_Task details_.
Emit the entire listing verbatim.

-=-=-

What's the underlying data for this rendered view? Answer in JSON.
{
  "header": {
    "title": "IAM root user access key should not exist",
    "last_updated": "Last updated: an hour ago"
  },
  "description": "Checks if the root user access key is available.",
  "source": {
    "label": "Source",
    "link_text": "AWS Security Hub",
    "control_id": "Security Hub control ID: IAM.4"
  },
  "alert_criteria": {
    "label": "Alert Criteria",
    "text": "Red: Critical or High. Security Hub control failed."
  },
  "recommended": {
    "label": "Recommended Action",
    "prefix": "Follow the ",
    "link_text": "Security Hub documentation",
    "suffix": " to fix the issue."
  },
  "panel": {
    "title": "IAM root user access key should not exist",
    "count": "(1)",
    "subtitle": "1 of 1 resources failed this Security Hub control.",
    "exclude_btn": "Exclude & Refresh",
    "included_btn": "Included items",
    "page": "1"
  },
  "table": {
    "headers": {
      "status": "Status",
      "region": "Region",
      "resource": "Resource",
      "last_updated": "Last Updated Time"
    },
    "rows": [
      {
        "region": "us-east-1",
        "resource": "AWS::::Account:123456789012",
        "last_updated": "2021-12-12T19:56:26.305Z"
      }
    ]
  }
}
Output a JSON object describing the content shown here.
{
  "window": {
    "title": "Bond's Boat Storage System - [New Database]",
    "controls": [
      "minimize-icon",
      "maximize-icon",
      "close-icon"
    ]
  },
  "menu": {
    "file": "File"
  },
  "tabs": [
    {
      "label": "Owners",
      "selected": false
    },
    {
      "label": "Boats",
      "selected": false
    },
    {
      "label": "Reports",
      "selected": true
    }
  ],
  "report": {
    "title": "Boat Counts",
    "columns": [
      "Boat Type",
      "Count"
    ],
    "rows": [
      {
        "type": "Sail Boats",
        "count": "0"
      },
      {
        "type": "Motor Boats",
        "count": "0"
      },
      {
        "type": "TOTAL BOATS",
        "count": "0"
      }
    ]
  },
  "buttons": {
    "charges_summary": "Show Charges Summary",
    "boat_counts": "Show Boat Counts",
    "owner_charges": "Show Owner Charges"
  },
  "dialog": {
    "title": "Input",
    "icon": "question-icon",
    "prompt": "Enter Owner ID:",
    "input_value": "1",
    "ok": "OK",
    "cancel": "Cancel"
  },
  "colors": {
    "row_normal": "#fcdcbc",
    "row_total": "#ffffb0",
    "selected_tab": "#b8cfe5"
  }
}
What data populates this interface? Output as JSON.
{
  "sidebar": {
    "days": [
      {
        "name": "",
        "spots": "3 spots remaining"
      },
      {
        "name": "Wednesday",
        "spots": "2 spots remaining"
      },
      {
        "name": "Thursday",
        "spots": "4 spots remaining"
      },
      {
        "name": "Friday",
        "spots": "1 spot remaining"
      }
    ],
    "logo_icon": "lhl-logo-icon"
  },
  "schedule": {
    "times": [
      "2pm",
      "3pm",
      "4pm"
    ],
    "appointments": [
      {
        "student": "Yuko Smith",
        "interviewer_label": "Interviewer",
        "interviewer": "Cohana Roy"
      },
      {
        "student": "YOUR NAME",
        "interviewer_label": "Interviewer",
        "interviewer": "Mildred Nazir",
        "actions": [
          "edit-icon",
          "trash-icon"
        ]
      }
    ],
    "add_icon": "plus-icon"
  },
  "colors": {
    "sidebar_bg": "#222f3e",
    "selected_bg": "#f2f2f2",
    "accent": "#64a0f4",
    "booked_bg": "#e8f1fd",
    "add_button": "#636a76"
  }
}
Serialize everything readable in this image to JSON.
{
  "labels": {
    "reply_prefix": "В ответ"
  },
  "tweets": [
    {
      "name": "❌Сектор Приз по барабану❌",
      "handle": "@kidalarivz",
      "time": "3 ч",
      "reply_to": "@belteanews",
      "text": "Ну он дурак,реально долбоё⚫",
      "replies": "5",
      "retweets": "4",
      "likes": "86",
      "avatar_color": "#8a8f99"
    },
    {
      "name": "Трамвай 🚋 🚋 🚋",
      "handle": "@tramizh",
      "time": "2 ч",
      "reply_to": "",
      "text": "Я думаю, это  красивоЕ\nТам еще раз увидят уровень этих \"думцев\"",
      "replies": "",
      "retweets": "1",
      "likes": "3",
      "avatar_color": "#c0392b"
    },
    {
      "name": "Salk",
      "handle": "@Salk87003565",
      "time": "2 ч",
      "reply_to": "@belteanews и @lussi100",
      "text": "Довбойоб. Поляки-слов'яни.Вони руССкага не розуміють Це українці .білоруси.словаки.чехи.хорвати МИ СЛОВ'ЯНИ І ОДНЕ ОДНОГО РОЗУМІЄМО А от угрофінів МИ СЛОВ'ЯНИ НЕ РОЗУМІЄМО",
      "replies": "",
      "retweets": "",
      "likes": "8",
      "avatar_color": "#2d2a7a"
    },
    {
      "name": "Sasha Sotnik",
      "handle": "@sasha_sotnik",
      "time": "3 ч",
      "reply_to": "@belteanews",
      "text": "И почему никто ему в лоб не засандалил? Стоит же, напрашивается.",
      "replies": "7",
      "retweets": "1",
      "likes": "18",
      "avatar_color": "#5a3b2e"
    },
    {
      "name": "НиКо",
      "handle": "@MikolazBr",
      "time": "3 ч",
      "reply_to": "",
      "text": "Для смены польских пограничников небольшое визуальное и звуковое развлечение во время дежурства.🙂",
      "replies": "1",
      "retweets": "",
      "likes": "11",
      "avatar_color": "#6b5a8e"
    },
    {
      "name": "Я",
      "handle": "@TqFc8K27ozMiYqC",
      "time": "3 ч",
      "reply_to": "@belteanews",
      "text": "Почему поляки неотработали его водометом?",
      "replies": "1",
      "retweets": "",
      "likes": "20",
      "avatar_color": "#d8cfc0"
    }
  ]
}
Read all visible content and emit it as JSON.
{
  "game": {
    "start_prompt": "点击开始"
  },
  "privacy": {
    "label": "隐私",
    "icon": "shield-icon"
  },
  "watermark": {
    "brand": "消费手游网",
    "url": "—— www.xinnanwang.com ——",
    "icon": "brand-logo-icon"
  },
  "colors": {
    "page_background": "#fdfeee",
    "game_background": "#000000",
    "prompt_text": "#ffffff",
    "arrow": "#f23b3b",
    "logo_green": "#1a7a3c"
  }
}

-=-=-

_Answer_.
What's the underlying data for this rendered view? Answer in JSON.
{
  "header": {
    "title": "IAM root user access key should not exist",
    "last_updated": "Last updated: an hour ago"
  },
  "description": "Checks if the root user access key is available.",
  "source": {
    "label": "Source",
    "link_text": "AWS Security Hub",
    "control_id": "Security Hub control ID: IAM.4"
  },
  "alert_criteria": {
    "label": "Alert Criteria",
    "text": "Red: Critical or High. Security Hub control failed."
  },
  "recommended": {
    "label": "Recommended Action",
    "prefix": "Follow the ",
    "link_text": "Security Hub documentation",
    "suffix": " to fix the issue."
  },
  "panel": {
    "title": "IAM root user access key should not exist",
    "count": "(1)",
    "subtitle": "1 of 1 resources failed this Security Hub control.",
    "exclude_btn": "Exclude & Refresh",
    "included_btn": "Included items",
    "page": "1"
  },
  "table": {
    "headers": {
      "status": "Status",
      "region": "Region",
      "resource": "Resource",
      "last_updated": "Last Updated Time"
    },
    "rows": [
      {
        "region": "us-east-1",
        "resource": "AWS::::Account:123456789012",
        "last_updated": "2021-12-12T19:56:26.305Z"
      }
    ]
  }
}
Output a JSON object describing the content shown here.
{
  "window": {
    "title": "Bond's Boat Storage System - [New Database]",
    "controls": [
      "minimize-icon",
      "maximize-icon",
      "close-icon"
    ]
  },
  "menu": {
    "file": "File"
  },
  "tabs": [
    {
      "label": "Owners",
      "selected": false
    },
    {
      "label": "Boats",
      "selected": false
    },
    {
      "label": "Reports",
      "selected": true
    }
  ],
  "report": {
    "title": "Boat Counts",
    "columns": [
      "Boat Type",
      "Count"
    ],
    "rows": [
      {
        "type": "Sail Boats",
        "count": "0"
      },
      {
        "type": "Motor Boats",
        "count": "0"
      },
      {
        "type": "TOTAL BOATS",
        "count": "0"
      }
    ]
  },
  "buttons": {
    "charges_summary": "Show Charges Summary",
    "boat_counts": "Show Boat Counts",
    "owner_charges": "Show Owner Charges"
  },
  "dialog": {
    "title": "Input",
    "icon": "question-icon",
    "prompt": "Enter Owner ID:",
    "input_value": "1",
    "ok": "OK",
    "cancel": "Cancel"
  },
  "colors": {
    "row_normal": "#fcdcbc",
    "row_total": "#ffffb0",
    "selected_tab": "#b8cfe5"
  }
}
What data populates this interface? Output as JSON.
{
  "sidebar": {
    "days": [
      {
        "name": "",
        "spots": "3 spots remaining"
      },
      {
        "name": "Wednesday",
        "spots": "2 spots remaining"
      },
      {
        "name": "Thursday",
        "spots": "4 spots remaining"
      },
      {
        "name": "Friday",
        "spots": "1 spot remaining"
      }
    ],
    "logo_icon": "lhl-logo-icon"
  },
  "schedule": {
    "times": [
      "2pm",
      "3pm",
      "4pm"
    ],
    "appointments": [
      {
        "student": "Yuko Smith",
        "interviewer_label": "Interviewer",
        "interviewer": "Cohana Roy"
      },
      {
        "student": "YOUR NAME",
        "interviewer_label": "Interviewer",
        "interviewer": "Mildred Nazir",
        "actions": [
          "edit-icon",
          "trash-icon"
        ]
      }
    ],
    "add_icon": "plus-icon"
  },
  "colors": {
    "sidebar_bg": "#222f3e",
    "selected_bg": "#f2f2f2",
    "accent": "#64a0f4",
    "booked_bg": "#e8f1fd",
    "add_button": "#636a76"
  }
}
Serialize everything readable in this image to JSON.
{
  "labels": {
    "reply_prefix": "В ответ"
  },
  "tweets": [
    {
      "name": "❌Сектор Приз по барабану❌",
      "handle": "@kidalarivz",
      "time": "3 ч",
      "reply_to": "@belteanews",
      "text": "Ну он дурак,реально долбоё⚫",
      "replies": "5",
      "retweets": "4",
      "likes": "86",
      "avatar_color": "#8a8f99"
    },
    {
      "name": "Трамвай 🚋 🚋 🚋",
      "handle": "@tramizh",
      "time": "2 ч",
      "reply_to": "",
      "text": "Я думаю, это  красивоЕ\nТам еще раз увидят уровень этих \"думцев\"",
      "replies": "",
      "retweets": "1",
      "likes": "3",
      "avatar_color": "#c0392b"
    },
    {
      "name": "Salk",
      "handle": "@Salk87003565",
      "time": "2 ч",
      "reply_to": "@belteanews и @lussi100",
      "text": "Довбойоб. Поляки-слов'яни.Вони руССкага не розуміють Це українці .білоруси.словаки.чехи.хорвати МИ СЛОВ'ЯНИ І ОДНЕ ОДНОГО РОЗУМІЄМО А от угрофінів МИ СЛОВ'ЯНИ НЕ РОЗУМІЄМО",
      "replies": "",
      "retweets": "",
      "likes": "8",
      "avatar_color": "#2d2a7a"
    },
    {
      "name": "Sasha Sotnik",
      "handle": "@sasha_sotnik",
      "time": "3 ч",
      "reply_to": "@belteanews",
      "text": "И почему никто ему в лоб не засандалил? Стоит же, напрашивается.",
      "replies": "7",
      "retweets": "1",
      "likes": "18",
      "avatar_color": "#5a3b2e"
    },
    {
      "name": "НиКо",
      "handle": "@MikolazBr",
      "time": "3 ч",
      "reply_to": "",
      "text": "Для смены польских пограничников небольшое визуальное и звуковое развлечение во время дежурства.🙂",
      "replies": "1",
      "retweets": "",
      "likes": "11",
      "avatar_color": "#6b5a8e"
    },
    {
      "name": "Я",
      "handle": "@TqFc8K27ozMiYqC",
      "time": "3 ч",
      "reply_to": "@belteanews",
      "text": "Почему поляки неотработали его водометом?",
      "replies": "1",
      "retweets": "",
      "likes": "20",
      "avatar_color": "#d8cfc0"
    }
  ]
}
Read all visible content and emit it as JSON.
{
  "game": {
    "start_prompt": "点击开始"
  },
  "privacy": {
    "label": "隐私",
    "icon": "shield-icon"
  },
  "watermark": {
    "brand": "消费手游网",
    "url": "—— www.xinnanwang.com ——",
    "icon": "brand-logo-icon"
  },
  "colors": {
    "page_background": "#fdfeee",
    "game_background": "#000000",
    "prompt_text": "#ffffff",
    "arrow": "#f23b3b",
    "logo_green": "#1a7a3c"
  }
}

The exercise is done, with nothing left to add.